#### [Written instruction]
Output, with no changes, the span of lines that opens with the line containing "Decode this image" and closes with the last line.
^^^^
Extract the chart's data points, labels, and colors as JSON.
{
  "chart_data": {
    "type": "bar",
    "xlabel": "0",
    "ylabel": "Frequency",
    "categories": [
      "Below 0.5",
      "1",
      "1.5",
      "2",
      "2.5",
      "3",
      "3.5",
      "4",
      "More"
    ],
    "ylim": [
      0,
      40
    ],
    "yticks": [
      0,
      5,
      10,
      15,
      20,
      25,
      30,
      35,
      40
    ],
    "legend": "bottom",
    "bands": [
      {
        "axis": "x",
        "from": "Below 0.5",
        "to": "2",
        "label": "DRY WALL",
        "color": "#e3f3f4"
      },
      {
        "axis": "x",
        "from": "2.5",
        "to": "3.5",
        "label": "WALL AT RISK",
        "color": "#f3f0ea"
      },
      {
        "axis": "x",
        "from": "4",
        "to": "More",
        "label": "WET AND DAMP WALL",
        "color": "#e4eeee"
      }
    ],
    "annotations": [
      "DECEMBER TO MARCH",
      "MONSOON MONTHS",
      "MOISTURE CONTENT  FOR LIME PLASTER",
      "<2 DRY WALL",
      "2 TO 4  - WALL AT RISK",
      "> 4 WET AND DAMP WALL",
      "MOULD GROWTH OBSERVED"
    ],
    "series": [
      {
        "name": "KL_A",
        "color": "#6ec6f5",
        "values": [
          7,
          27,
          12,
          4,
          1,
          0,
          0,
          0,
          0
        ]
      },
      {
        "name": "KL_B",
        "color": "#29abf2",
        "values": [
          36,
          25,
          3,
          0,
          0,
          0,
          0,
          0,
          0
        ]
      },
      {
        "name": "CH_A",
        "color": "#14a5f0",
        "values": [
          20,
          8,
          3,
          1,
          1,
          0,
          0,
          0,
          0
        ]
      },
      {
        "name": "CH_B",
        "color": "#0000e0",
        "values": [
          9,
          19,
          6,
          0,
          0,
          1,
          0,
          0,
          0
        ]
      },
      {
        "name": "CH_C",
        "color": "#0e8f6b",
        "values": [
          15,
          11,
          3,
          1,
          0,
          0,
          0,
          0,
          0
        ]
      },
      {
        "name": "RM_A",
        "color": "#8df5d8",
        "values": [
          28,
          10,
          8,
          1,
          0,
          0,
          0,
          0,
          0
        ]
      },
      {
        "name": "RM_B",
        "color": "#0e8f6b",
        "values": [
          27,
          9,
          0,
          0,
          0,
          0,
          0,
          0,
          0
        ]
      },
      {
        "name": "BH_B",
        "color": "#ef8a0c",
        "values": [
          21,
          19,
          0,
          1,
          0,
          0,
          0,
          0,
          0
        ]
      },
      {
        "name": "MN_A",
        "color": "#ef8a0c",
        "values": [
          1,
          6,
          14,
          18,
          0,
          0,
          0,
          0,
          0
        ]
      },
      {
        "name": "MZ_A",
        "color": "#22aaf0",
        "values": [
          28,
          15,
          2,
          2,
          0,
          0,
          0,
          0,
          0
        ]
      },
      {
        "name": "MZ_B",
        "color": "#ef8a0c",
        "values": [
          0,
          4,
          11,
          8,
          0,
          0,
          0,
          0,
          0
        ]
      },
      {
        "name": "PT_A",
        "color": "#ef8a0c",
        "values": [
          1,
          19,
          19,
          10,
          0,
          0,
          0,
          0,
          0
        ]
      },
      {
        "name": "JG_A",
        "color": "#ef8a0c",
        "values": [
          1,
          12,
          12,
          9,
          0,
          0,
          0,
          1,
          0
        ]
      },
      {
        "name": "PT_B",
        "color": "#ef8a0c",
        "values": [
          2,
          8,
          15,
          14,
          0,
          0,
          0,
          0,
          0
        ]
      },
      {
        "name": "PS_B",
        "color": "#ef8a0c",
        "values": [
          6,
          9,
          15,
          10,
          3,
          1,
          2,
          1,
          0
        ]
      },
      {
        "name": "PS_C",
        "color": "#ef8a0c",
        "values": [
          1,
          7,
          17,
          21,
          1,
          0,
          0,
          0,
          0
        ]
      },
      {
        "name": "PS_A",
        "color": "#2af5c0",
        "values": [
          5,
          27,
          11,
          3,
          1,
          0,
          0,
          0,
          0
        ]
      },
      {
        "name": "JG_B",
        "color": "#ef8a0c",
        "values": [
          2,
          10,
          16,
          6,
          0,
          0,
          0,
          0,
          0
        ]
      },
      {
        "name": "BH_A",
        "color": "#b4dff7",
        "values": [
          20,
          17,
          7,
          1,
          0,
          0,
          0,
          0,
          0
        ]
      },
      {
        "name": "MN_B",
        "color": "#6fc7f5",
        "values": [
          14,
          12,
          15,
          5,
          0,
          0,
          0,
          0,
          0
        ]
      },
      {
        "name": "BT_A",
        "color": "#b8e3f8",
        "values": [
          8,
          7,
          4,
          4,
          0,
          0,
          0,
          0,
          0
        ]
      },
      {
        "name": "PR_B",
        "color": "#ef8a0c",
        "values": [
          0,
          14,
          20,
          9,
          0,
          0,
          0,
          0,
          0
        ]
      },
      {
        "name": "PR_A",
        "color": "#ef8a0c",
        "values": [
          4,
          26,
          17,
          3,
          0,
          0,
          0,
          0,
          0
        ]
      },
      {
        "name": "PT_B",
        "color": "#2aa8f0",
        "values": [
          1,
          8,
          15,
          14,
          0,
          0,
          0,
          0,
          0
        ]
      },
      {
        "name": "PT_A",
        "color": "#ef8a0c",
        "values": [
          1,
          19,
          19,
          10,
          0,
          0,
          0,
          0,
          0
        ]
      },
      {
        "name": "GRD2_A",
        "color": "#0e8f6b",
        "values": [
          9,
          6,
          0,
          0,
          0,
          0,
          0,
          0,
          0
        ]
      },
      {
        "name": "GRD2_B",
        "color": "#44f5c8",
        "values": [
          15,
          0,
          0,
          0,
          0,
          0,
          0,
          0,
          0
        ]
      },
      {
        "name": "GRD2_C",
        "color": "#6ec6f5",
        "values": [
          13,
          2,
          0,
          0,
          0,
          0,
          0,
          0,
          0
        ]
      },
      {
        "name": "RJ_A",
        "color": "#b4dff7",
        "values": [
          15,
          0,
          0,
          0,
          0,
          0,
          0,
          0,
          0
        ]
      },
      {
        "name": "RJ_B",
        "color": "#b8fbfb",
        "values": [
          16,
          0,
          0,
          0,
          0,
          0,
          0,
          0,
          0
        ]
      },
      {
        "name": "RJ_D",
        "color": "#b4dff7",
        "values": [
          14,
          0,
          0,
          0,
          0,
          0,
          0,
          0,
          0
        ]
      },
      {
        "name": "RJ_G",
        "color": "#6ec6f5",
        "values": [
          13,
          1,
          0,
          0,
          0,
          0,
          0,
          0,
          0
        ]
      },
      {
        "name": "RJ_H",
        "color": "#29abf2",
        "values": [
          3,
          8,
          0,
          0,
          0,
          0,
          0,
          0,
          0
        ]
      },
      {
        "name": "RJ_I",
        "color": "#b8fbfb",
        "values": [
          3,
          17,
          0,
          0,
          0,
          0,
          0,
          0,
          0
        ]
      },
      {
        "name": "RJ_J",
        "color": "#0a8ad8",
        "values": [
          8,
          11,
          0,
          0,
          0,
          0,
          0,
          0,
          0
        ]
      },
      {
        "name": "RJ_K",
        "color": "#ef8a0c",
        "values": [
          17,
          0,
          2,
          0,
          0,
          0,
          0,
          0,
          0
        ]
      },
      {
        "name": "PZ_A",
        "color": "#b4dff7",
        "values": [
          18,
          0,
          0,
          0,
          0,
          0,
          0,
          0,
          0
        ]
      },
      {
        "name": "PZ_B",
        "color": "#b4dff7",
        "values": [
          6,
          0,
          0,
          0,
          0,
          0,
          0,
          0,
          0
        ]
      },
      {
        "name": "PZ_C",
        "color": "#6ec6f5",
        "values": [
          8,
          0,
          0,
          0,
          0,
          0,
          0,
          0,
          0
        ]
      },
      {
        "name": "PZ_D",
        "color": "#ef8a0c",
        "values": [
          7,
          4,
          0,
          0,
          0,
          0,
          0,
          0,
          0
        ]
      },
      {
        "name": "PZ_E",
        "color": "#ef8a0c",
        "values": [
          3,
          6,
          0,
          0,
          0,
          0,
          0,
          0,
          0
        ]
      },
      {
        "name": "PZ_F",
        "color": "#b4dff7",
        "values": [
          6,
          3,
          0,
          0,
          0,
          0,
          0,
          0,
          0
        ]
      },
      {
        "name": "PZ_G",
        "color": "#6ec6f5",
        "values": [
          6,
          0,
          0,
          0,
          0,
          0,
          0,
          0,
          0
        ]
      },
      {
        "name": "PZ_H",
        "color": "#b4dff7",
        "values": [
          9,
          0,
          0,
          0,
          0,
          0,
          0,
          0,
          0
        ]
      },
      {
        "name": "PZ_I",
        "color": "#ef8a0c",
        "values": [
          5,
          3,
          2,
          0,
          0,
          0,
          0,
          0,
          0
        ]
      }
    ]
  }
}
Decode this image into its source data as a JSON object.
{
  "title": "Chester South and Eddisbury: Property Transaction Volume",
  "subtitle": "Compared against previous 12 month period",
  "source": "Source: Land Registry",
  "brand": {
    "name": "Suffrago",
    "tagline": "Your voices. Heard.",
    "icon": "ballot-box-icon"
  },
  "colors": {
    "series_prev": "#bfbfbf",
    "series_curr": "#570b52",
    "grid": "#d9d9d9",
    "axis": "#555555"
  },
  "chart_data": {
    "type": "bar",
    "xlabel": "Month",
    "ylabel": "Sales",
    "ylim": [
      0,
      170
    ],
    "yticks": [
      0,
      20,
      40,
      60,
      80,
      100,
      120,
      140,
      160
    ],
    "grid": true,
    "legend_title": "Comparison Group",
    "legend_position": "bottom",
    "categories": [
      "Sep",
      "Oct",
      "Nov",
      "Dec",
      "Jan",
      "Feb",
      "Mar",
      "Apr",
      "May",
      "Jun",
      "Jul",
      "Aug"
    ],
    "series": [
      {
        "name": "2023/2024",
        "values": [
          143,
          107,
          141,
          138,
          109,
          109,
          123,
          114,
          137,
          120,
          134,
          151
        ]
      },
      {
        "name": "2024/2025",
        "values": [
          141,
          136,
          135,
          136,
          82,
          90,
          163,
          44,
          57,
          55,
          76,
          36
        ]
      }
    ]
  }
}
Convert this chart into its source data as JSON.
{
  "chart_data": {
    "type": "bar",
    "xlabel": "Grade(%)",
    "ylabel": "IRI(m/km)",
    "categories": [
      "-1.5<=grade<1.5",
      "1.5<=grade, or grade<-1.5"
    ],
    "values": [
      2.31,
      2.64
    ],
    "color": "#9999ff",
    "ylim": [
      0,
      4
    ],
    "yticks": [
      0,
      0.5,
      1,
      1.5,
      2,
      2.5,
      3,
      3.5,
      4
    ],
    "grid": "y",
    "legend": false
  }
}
^^^^
#### [Completed exercise]
Decode this image into its source data as a JSON object.
{
  "title": "Chester South and Eddisbury: Property Transaction Volume",
  "subtitle": "Compared against previous 12 month period",
  "source": "Source: Land Registry",
  "brand": {
    "name": "Suffrago",
    "tagline": "Your voices. Heard.",
    "icon": "ballot-box-icon"
  },
  "colors": {
    "series_prev": "#bfbfbf",
    "series_curr": "#570b52",
    "grid": "#d9d9d9",
    "axis": "#555555"
  },
  "chart_data": {
    "type": "bar",
    "xlabel": "Month",
    "ylabel": "Sales",
    "ylim": [
      0,
      170
    ],
    "yticks": [
      0,
      20,
      40,
      60,
      80,
      100,
      120,
      140,
      160
    ],
    "grid": true,
    "legend_title": "Comparison Group",
    "legend_position": "bottom",
    "categories": [
      "Sep",
      "Oct",
      "Nov",
      "Dec",
      "Jan",
      "Feb",
      "Mar",
      "Apr",
      "May",
      "Jun",
      "Jul",
      "Aug"
    ],
    "series": [
      {
        "name": "2023/2024",
        "values": [
          143,
          107,
          141,
          138,
          109,
          109,
          123,
          114,
          137,
          120,
          134,
          151
        ]
      },
      {
        "name": "2024/2025",
        "values": [
          141,
          136,
          135,
          136,
          82,
          90,
          163,
          44,
          57,
          55,
          76,
          36
        ]
      }
    ]
  }
}
Convert this chart into its source data as JSON.
{
  "chart_data": {
    "type": "bar",
    "xlabel": "Grade(%)",
    "ylabel": "IRI(m/km)",
    "categories": [
      "-1.5<=grade<1.5",
      "1.5<=grade, or grade<-1.5"
    ],
    "values": [
      2.31,
      2.64
    ],
    "color": "#9999ff",
    "ylim": [
      0,
      4
    ],
    "yticks": [
      0,
      0.5,
      1,
      1.5,
      2,
      2.5,
      3,
      3.5,
      4
    ],
    "grid": "y",
    "legend": false
  }
}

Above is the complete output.